▶ _Given problem_: Retype the whole listing verbatim and keep the pictures out of it.

start Given data

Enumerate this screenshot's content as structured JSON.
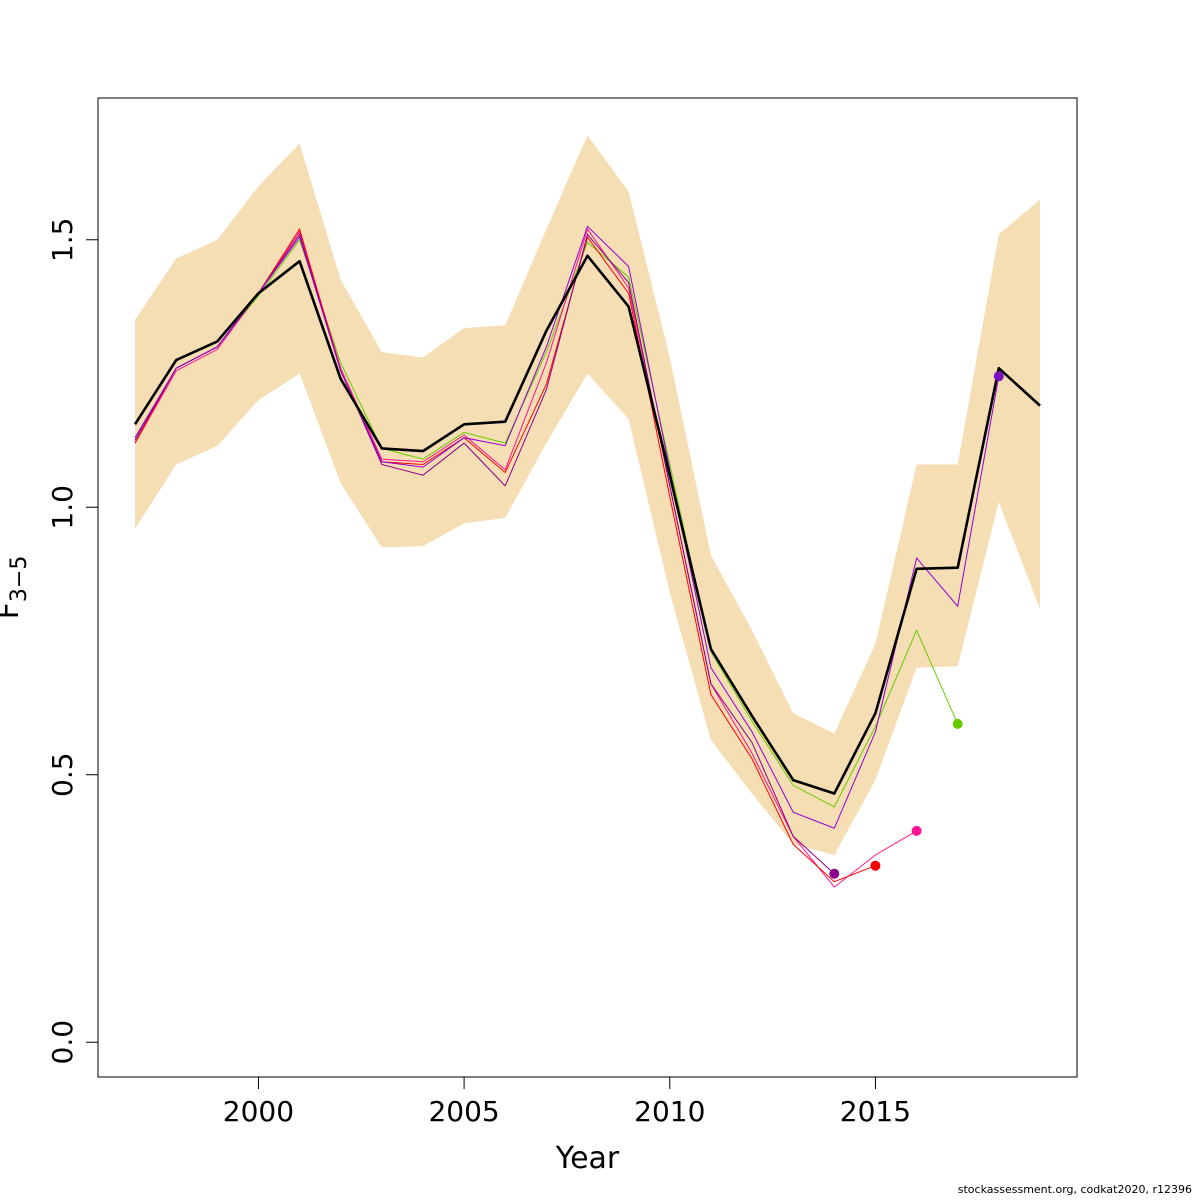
{
  "chart_data": {
    "type": "line",
    "xlabel": "Year",
    "ylabel": "F",
    "ylabel_subscript": "3−5",
    "xlim": [
      1996.1,
      2019.9
    ],
    "ylim": [
      -0.065,
      1.765
    ],
    "xticks": [
      2000,
      2005,
      2010,
      2015
    ],
    "yticks": [
      0.0,
      0.5,
      1.0,
      1.5
    ],
    "ytick_labels": [
      "0.0",
      "0.5",
      "1.0",
      "1.5"
    ],
    "years": [
      1997,
      1998,
      1999,
      2000,
      2001,
      2002,
      2003,
      2004,
      2005,
      2006,
      2007,
      2008,
      2009,
      2010,
      2011,
      2012,
      2013,
      2014,
      2015,
      2016,
      2017,
      2018,
      2019
    ],
    "band": {
      "color": "#f5deb3",
      "lower": [
        0.96,
        1.08,
        1.115,
        1.2,
        1.25,
        1.045,
        0.925,
        0.927,
        0.97,
        0.98,
        1.12,
        1.25,
        1.165,
        0.84,
        0.565,
        0.465,
        0.37,
        0.35,
        0.49,
        0.7,
        0.703,
        1.01,
        0.81
      ],
      "upper": [
        1.35,
        1.465,
        1.5,
        1.6,
        1.68,
        1.425,
        1.29,
        1.28,
        1.335,
        1.34,
        1.52,
        1.695,
        1.59,
        1.28,
        0.91,
        0.77,
        0.615,
        0.577,
        0.745,
        1.08,
        1.08,
        1.51,
        1.575
      ]
    },
    "main_series": {
      "color": "#000000",
      "values": [
        1.155,
        1.275,
        1.31,
        1.4,
        1.46,
        1.24,
        1.11,
        1.105,
        1.155,
        1.16,
        1.33,
        1.47,
        1.375,
        1.06,
        0.735,
        0.61,
        0.49,
        0.465,
        0.615,
        0.885,
        0.887,
        1.26,
        1.19
      ]
    },
    "retro_series": [
      {
        "color": "#66cc00",
        "start_year": 1997,
        "values": [
          1.13,
          1.26,
          1.3,
          1.395,
          1.5,
          1.27,
          1.11,
          1.09,
          1.14,
          1.12,
          1.29,
          1.495,
          1.43,
          1.08,
          0.73,
          0.6,
          0.48,
          0.44,
          0.59,
          0.77,
          0.595
        ]
      },
      {
        "color": "#ff1493",
        "start_year": 1997,
        "values": [
          1.12,
          1.255,
          1.295,
          1.4,
          1.515,
          1.26,
          1.09,
          1.085,
          1.135,
          1.07,
          1.27,
          1.52,
          1.41,
          1.04,
          0.67,
          0.54,
          0.385,
          0.29,
          0.35,
          0.395
        ]
      },
      {
        "color": "#ff0000",
        "start_year": 1997,
        "values": [
          1.12,
          1.26,
          1.3,
          1.4,
          1.52,
          1.255,
          1.085,
          1.08,
          1.13,
          1.065,
          1.23,
          1.505,
          1.4,
          1.02,
          0.65,
          0.53,
          0.37,
          0.3,
          0.33
        ]
      },
      {
        "color": "#8b008b",
        "start_year": 1997,
        "values": [
          1.125,
          1.26,
          1.3,
          1.4,
          1.51,
          1.255,
          1.08,
          1.06,
          1.12,
          1.04,
          1.22,
          1.51,
          1.42,
          1.04,
          0.67,
          0.56,
          0.385,
          0.315
        ]
      },
      {
        "color": "#9400d3",
        "start_year": 1997,
        "values": [
          1.13,
          1.26,
          1.3,
          1.4,
          1.505,
          1.255,
          1.085,
          1.075,
          1.13,
          1.115,
          1.3,
          1.525,
          1.45,
          1.07,
          0.7,
          0.58,
          0.43,
          0.4,
          0.58,
          0.905,
          0.815,
          1.245
        ]
      }
    ],
    "endpoint_colors": [
      "#66cc00",
      "#ff1493",
      "#ff0000",
      "#8b008b",
      "#7b10c0"
    ]
  },
  "footer": {
    "note": "stockassessment.org, codkat2020, r12396"
  }
}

end Given data

▶ _Written response_:
Enumerate this screenshot's content as structured JSON.
{
  "chart_data": {
    "type": "line",
    "xlabel": "Year",
    "ylabel": "F",
    "ylabel_subscript": "3−5",
    "xlim": [
      1996.1,
      2019.9
    ],
    "ylim": [
      -0.065,
      1.765
    ],
    "xticks": [
      2000,
      2005,
      2010,
      2015
    ],
    "yticks": [
      0.0,
      0.5,
      1.0,
      1.5
    ],
    "ytick_labels": [
      "0.0",
      "0.5",
      "1.0",
      "1.5"
    ],
    "years": [
      1997,
      1998,
      1999,
      2000,
      2001,
      2002,
      2003,
      2004,
      2005,
      2006,
      2007,
      2008,
      2009,
      2010,
      2011,
      2012,
      2013,
      2014,
      2015,
      2016,
      2017,
      2018,
      2019
    ],
    "band": {
      "color": "#f5deb3",
      "lower": [
        0.96,
        1.08,
        1.115,
        1.2,
        1.25,
        1.045,
        0.925,
        0.927,
        0.97,
        0.98,
        1.12,
        1.25,
        1.165,
        0.84,
        0.565,
        0.465,
        0.37,
        0.35,
        0.49,
        0.7,
        0.703,
        1.01,
        0.81
      ],
      "upper": [
        1.35,
        1.465,
        1.5,
        1.6,
        1.68,
        1.425,
        1.29,
        1.28,
        1.335,
        1.34,
        1.52,
        1.695,
        1.59,
        1.28,
        0.91,
        0.77,
        0.615,
        0.577,
        0.745,
        1.08,
        1.08,
        1.51,
        1.575
      ]
    },
    "main_series": {
      "color": "#000000",
      "values": [
        1.155,
        1.275,
        1.31,
        1.4,
        1.46,
        1.24,
        1.11,
        1.105,
        1.155,
        1.16,
        1.33,
        1.47,
        1.375,
        1.06,
        0.735,
        0.61,
        0.49,
        0.465,
        0.615,
        0.885,
        0.887,
        1.26,
        1.19
      ]
    },
    "retro_series": [
      {
        "color": "#66cc00",
        "start_year": 1997,
        "values": [
          1.13,
          1.26,
          1.3,
          1.395,
          1.5,
          1.27,
          1.11,
          1.09,
          1.14,
          1.12,
          1.29,
          1.495,
          1.43,
          1.08,
          0.73,
          0.6,
          0.48,
          0.44,
          0.59,
          0.77,
          0.595
        ]
      },
      {
        "color": "#ff1493",
        "start_year": 1997,
        "values": [
          1.12,
          1.255,
          1.295,
          1.4,
          1.515,
          1.26,
          1.09,
          1.085,
          1.135,
          1.07,
          1.27,
          1.52,
          1.41,
          1.04,
          0.67,
          0.54,
          0.385,
          0.29,
          0.35,
          0.395
        ]
      },
      {
        "color": "#ff0000",
        "start_year": 1997,
        "values": [
          1.12,
          1.26,
          1.3,
          1.4,
          1.52,
          1.255,
          1.085,
          1.08,
          1.13,
          1.065,
          1.23,
          1.505,
          1.4,
          1.02,
          0.65,
          0.53,
          0.37,
          0.3,
          0.33
        ]
      },
      {
        "color": "#8b008b",
        "start_year": 1997,
        "values": [
          1.125,
          1.26,
          1.3,
          1.4,
          1.51,
          1.255,
          1.08,
          1.06,
          1.12,
          1.04,
          1.22,
          1.51,
          1.42,
          1.04,
          0.67,
          0.56,
          0.385,
          0.315
        ]
      },
      {
        "color": "#9400d3",
        "start_year": 1997,
        "values": [
          1.13,
          1.26,
          1.3,
          1.4,
          1.505,
          1.255,
          1.085,
          1.075,
          1.13,
          1.115,
          1.3,
          1.525,
          1.45,
          1.07,
          0.7,
          0.58,
          0.43,
          0.4,
          0.58,
          0.905,
          0.815,
          1.245
        ]
      }
    ],
    "endpoint_colors": [
      "#66cc00",
      "#ff1493",
      "#ff0000",
      "#8b008b",
      "#7b10c0"
    ]
  },
  "footer": {
    "note": "stockassessment.org, codkat2020, r12396"
  }
}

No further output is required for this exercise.